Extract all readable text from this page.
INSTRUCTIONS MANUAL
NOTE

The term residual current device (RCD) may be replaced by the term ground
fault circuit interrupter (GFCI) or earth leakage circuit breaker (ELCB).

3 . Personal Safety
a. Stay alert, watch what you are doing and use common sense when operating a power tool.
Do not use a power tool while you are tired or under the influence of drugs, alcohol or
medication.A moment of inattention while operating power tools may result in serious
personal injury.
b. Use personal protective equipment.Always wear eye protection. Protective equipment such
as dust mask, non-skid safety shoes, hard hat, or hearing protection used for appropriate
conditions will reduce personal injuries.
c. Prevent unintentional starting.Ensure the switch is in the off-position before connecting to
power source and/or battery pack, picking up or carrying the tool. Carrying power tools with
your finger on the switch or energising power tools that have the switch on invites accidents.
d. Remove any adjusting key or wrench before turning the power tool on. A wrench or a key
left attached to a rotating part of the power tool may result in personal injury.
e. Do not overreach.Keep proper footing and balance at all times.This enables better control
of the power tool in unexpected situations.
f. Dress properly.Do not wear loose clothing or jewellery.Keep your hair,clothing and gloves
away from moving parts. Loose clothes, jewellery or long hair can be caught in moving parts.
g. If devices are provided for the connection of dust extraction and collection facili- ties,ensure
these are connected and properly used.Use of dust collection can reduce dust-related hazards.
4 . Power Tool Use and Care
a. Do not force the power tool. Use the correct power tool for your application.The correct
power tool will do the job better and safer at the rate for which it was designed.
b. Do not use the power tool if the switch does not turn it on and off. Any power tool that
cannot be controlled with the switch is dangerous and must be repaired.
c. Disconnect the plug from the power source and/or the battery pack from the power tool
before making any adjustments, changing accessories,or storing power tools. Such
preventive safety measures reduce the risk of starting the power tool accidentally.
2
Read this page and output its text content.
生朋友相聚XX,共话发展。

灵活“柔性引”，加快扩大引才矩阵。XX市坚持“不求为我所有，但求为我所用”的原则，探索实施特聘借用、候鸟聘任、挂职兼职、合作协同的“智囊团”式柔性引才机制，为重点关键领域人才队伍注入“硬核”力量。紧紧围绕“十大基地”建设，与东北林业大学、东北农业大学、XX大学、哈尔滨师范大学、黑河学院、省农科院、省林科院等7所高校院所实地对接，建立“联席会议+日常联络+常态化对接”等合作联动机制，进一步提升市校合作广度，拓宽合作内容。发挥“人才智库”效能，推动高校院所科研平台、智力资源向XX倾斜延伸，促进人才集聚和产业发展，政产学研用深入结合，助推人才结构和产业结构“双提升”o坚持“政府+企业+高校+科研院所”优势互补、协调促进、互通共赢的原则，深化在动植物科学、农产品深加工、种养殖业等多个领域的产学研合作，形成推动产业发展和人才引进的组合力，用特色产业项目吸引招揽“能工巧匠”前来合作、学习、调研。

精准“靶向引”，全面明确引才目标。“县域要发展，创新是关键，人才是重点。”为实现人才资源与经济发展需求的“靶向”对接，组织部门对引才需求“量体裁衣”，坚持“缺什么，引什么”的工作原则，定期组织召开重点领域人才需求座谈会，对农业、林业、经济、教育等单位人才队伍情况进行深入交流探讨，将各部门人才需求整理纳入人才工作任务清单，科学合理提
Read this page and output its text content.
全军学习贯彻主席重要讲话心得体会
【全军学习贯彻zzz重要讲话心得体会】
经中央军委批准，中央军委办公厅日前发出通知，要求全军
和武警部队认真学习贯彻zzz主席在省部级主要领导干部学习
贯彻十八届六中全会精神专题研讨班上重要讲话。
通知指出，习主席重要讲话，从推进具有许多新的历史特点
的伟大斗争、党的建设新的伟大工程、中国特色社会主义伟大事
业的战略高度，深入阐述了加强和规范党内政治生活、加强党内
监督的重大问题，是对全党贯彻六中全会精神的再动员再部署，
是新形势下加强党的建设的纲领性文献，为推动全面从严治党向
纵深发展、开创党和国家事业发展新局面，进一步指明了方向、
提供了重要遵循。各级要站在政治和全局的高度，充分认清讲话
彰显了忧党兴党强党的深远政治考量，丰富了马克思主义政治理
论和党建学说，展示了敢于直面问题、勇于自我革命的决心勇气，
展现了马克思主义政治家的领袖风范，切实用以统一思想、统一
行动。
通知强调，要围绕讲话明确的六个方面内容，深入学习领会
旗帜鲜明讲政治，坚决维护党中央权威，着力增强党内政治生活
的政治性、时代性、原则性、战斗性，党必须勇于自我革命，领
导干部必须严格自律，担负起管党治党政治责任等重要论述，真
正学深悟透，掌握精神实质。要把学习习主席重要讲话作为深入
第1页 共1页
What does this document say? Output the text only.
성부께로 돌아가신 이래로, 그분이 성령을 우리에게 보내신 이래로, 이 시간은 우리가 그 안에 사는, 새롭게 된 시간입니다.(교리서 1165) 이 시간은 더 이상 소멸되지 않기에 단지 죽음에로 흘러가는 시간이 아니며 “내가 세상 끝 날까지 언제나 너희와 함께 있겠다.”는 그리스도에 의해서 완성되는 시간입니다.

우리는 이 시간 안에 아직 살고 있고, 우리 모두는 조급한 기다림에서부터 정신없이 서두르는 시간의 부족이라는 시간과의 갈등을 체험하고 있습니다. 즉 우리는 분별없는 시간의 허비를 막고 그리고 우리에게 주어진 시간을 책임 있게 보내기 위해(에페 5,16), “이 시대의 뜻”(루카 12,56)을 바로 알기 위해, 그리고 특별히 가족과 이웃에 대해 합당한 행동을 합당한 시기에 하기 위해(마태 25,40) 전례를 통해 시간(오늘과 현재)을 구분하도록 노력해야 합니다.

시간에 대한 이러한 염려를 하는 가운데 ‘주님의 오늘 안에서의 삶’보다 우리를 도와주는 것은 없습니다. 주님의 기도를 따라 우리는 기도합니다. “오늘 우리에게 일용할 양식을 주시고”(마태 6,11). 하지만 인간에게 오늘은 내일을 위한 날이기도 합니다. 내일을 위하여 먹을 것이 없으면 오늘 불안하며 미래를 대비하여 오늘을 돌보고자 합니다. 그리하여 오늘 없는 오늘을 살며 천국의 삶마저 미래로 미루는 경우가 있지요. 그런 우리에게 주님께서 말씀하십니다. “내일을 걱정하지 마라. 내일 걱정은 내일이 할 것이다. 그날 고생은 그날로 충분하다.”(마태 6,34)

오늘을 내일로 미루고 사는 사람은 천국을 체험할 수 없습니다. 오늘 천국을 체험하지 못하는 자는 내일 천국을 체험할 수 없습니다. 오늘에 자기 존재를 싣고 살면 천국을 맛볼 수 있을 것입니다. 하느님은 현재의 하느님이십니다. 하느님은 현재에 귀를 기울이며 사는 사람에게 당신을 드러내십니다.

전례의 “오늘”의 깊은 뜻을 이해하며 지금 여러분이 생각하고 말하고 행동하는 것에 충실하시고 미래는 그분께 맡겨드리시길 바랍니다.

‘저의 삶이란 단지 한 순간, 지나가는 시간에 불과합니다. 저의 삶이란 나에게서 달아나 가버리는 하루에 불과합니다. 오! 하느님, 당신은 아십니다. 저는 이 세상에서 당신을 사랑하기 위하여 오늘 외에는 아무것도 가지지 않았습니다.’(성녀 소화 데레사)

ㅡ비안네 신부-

■ WORK TO COMPLETE
Retype exactly the lines from the one containing "What does this" through the last line of the records above, including both.

■ WRITTEN ANSWER
What does this document say? Output the text only.
성부께로 돌아가신 이래로, 그분이 성령을 우리에게 보내신 이래로, 이 시간은 우리가 그 안에 사는, 새롭게 된 시간입니다.(교리서 1165) 이 시간은 더 이상 소멸되지 않기에 단지 죽음에로 흘러가는 시간이 아니며 “내가 세상 끝 날까지 언제나 너희와 함께 있겠다.”는 그리스도에 의해서 완성되는 시간입니다.

우리는 이 시간 안에 아직 살고 있고, 우리 모두는 조급한 기다림에서부터 정신없이 서두르는 시간의 부족이라는 시간과의 갈등을 체험하고 있습니다. 즉 우리는 분별없는 시간의 허비를 막고 그리고 우리에게 주어진 시간을 책임 있게 보내기 위해(에페 5,16), “이 시대의 뜻”(루카 12,56)을 바로 알기 위해, 그리고 특별히 가족과 이웃에 대해 합당한 행동을 합당한 시기에 하기 위해(마태 25,40) 전례를 통해 시간(오늘과 현재)을 구분하도록 노력해야 합니다.

시간에 대한 이러한 염려를 하는 가운데 ‘주님의 오늘 안에서의 삶’보다 우리를 도와주는 것은 없습니다. 주님의 기도를 따라 우리는 기도합니다. “오늘 우리에게 일용할 양식을 주시고”(마태 6,11). 하지만 인간에게 오늘은 내일을 위한 날이기도 합니다. 내일을 위하여 먹을 것이 없으면 오늘 불안하며 미래를 대비하여 오늘을 돌보고자 합니다. 그리하여 오늘 없는 오늘을 살며 천국의 삶마저 미래로 미루는 경우가 있지요. 그런 우리에게 주님께서 말씀하십니다. “내일을 걱정하지 마라. 내일 걱정은 내일이 할 것이다. 그날 고생은 그날로 충분하다.”(마태 6,34)

오늘을 내일로 미루고 사는 사람은 천국을 체험할 수 없습니다. 오늘 천국을 체험하지 못하는 자는 내일 천국을 체험할 수 없습니다. 오늘에 자기 존재를 싣고 살면 천국을 맛볼 수 있을 것입니다. 하느님은 현재의 하느님이십니다. 하느님은 현재에 귀를 기울이며 사는 사람에게 당신을 드러내십니다.

전례의 “오늘”의 깊은 뜻을 이해하며 지금 여러분이 생각하고 말하고 행동하는 것에 충실하시고 미래는 그분께 맡겨드리시길 바랍니다.

‘저의 삶이란 단지 한 순간, 지나가는 시간에 불과합니다. 저의 삶이란 나에게서 달아나 가버리는 하루에 불과합니다. 오! 하느님, 당신은 아십니다. 저는 이 세상에서 당신을 사랑하기 위하여 오늘 외에는 아무것도 가지지 않았습니다.’(성녀 소화 데레사)

ㅡ비안네 신부-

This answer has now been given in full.